Written instruction >> Copy the data below, replacing "screenshot" with "screen capture" wherever it occurs and changing nothing else. Leave the pictures out.

# START OF Supplied data

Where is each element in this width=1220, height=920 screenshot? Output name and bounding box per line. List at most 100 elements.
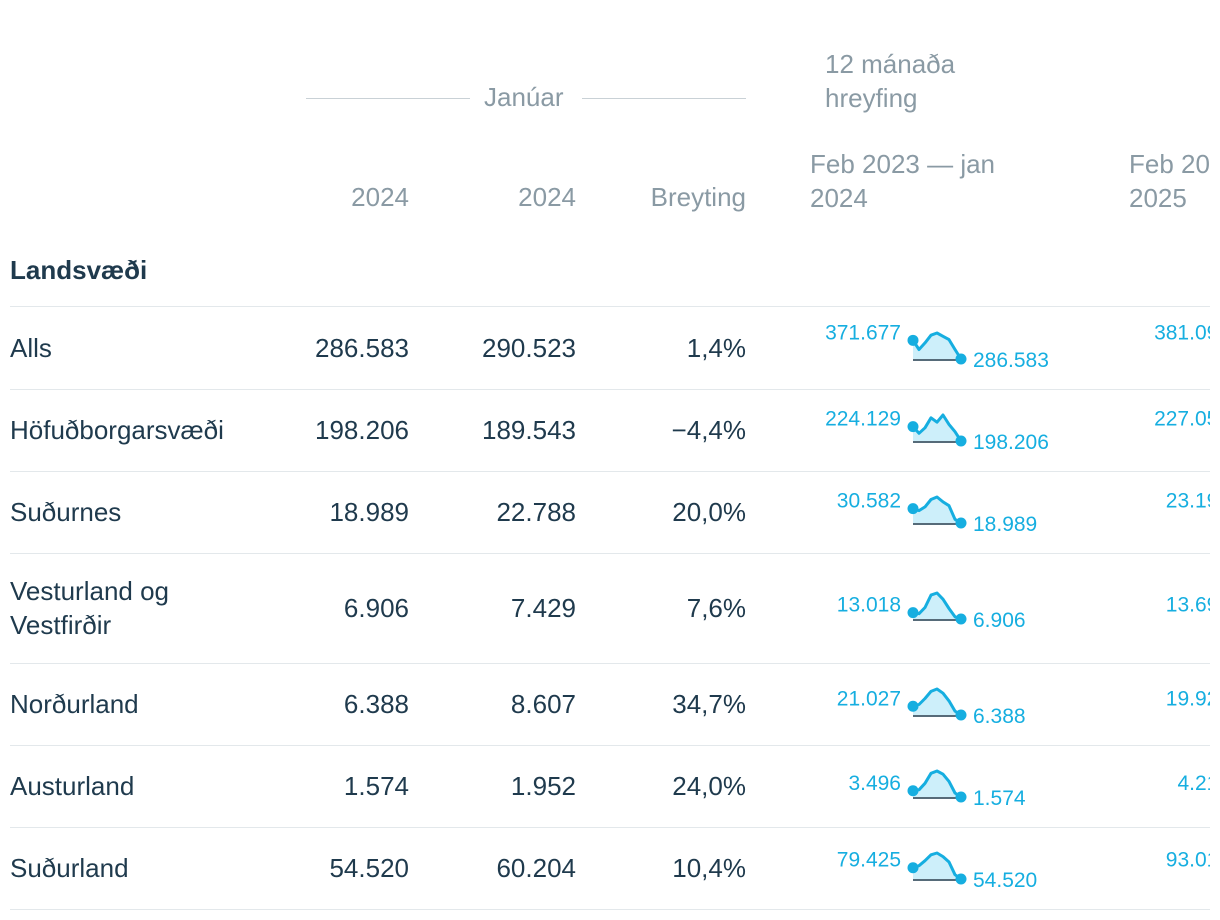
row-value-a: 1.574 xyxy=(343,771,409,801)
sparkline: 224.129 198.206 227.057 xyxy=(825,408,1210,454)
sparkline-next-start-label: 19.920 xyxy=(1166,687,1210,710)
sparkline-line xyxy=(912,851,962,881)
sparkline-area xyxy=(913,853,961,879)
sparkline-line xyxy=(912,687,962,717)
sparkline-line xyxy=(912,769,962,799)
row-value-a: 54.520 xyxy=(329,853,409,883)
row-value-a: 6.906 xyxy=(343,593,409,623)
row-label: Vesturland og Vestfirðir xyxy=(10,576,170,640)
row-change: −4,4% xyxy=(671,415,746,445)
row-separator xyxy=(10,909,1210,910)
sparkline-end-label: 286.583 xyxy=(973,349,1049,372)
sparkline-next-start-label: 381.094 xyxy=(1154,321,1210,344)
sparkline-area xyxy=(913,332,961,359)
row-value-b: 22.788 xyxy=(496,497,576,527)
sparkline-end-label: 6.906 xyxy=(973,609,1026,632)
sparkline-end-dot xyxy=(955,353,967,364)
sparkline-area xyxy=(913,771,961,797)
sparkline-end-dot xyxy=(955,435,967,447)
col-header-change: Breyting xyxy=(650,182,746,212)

# END OF Supplied data

Answer to this task >>
Where is each element in this width=1220, height=920 screen capture? Output name and bounding box per line. List at most 100 elements.
row-value-a: 1.574 xyxy=(343,771,409,801)
sparkline: 224.129 198.206 227.057 xyxy=(825,408,1210,454)
sparkline-next-start-label: 19.920 xyxy=(1166,687,1210,710)
sparkline-line xyxy=(912,851,962,881)
sparkline-area xyxy=(913,853,961,879)
sparkline-line xyxy=(912,687,962,717)
sparkline-line xyxy=(912,769,962,799)
row-value-a: 54.520 xyxy=(329,853,409,883)
row-value-a: 6.906 xyxy=(343,593,409,623)
row-label: Vesturland og Vestfirðir xyxy=(10,576,170,640)
row-change: −4,4% xyxy=(671,415,746,445)
row-separator xyxy=(10,909,1210,910)
sparkline-end-label: 286.583 xyxy=(973,349,1049,372)
sparkline-next-start-label: 381.094 xyxy=(1154,321,1210,344)
sparkline-area xyxy=(913,332,961,359)
row-value-b: 22.788 xyxy=(496,497,576,527)
sparkline-end-label: 6.906 xyxy=(973,609,1026,632)
sparkline-end-dot xyxy=(955,353,967,364)
sparkline-area xyxy=(913,771,961,797)
sparkline-end-dot xyxy=(955,435,967,447)
col-header-change: Breyting xyxy=(650,182,746,212)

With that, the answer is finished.